Record set:
** start **
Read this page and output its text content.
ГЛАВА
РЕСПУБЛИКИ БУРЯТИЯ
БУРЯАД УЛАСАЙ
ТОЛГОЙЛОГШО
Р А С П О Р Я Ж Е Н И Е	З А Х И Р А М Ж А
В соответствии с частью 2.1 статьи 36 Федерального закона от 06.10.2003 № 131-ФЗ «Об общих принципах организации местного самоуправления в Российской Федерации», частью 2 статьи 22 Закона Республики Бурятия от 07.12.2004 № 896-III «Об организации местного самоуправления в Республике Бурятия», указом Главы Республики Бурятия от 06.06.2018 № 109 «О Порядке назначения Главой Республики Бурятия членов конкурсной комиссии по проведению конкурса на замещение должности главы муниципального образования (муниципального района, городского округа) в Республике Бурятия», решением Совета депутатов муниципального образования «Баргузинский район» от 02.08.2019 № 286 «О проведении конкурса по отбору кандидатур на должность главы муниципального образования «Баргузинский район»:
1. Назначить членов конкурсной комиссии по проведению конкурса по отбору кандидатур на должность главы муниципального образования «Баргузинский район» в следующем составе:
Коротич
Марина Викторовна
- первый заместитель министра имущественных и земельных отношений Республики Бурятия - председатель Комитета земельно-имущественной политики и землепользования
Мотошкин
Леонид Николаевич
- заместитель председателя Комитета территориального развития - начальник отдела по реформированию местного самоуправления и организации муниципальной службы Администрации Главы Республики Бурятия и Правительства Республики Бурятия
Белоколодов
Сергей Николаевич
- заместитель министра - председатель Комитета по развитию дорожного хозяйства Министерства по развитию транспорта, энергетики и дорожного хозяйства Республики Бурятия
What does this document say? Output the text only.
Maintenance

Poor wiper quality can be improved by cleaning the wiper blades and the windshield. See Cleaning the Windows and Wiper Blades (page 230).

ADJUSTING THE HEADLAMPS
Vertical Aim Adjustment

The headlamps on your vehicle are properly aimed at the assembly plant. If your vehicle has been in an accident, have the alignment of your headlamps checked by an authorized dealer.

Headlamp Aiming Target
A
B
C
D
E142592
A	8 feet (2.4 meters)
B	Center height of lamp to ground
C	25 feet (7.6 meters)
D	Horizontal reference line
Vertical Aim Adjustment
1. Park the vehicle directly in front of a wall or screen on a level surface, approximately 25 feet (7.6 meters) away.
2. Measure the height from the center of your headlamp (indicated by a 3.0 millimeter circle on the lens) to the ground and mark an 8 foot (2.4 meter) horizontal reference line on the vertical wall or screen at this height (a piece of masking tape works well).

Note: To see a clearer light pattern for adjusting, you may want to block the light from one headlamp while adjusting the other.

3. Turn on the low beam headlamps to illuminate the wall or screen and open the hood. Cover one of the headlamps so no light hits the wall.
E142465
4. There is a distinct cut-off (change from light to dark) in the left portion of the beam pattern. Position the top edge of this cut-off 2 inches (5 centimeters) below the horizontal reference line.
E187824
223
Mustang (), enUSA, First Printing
** end **
What to do:
Every line from the one containing "What does this" through the end of the entries above must be echoed exactly, with both ends kept.

Exercise solution:
What does this document say? Output the text only.
Maintenance

Poor wiper quality can be improved by cleaning the wiper blades and the windshield. See Cleaning the Windows and Wiper Blades (page 230).

ADJUSTING THE HEADLAMPS
Vertical Aim Adjustment

The headlamps on your vehicle are properly aimed at the assembly plant. If your vehicle has been in an accident, have the alignment of your headlamps checked by an authorized dealer.

Headlamp Aiming Target
A
B
C
D
E142592
A	8 feet (2.4 meters)
B	Center height of lamp to ground
C	25 feet (7.6 meters)
D	Horizontal reference line
Vertical Aim Adjustment
1. Park the vehicle directly in front of a wall or screen on a level surface, approximately 25 feet (7.6 meters) away.
2. Measure the height from the center of your headlamp (indicated by a 3.0 millimeter circle on the lens) to the ground and mark an 8 foot (2.4 meter) horizontal reference line on the vertical wall or screen at this height (a piece of masking tape works well).

Note: To see a clearer light pattern for adjusting, you may want to block the light from one headlamp while adjusting the other.

3. Turn on the low beam headlamps to illuminate the wall or screen and open the hood. Cover one of the headlamps so no light hits the wall.
E142465
4. There is a distinct cut-off (change from light to dark) in the left portion of the beam pattern. Position the top edge of this cut-off 2 inches (5 centimeters) below the horizontal reference line.
E187824
223
Mustang (), enUSA, First Printing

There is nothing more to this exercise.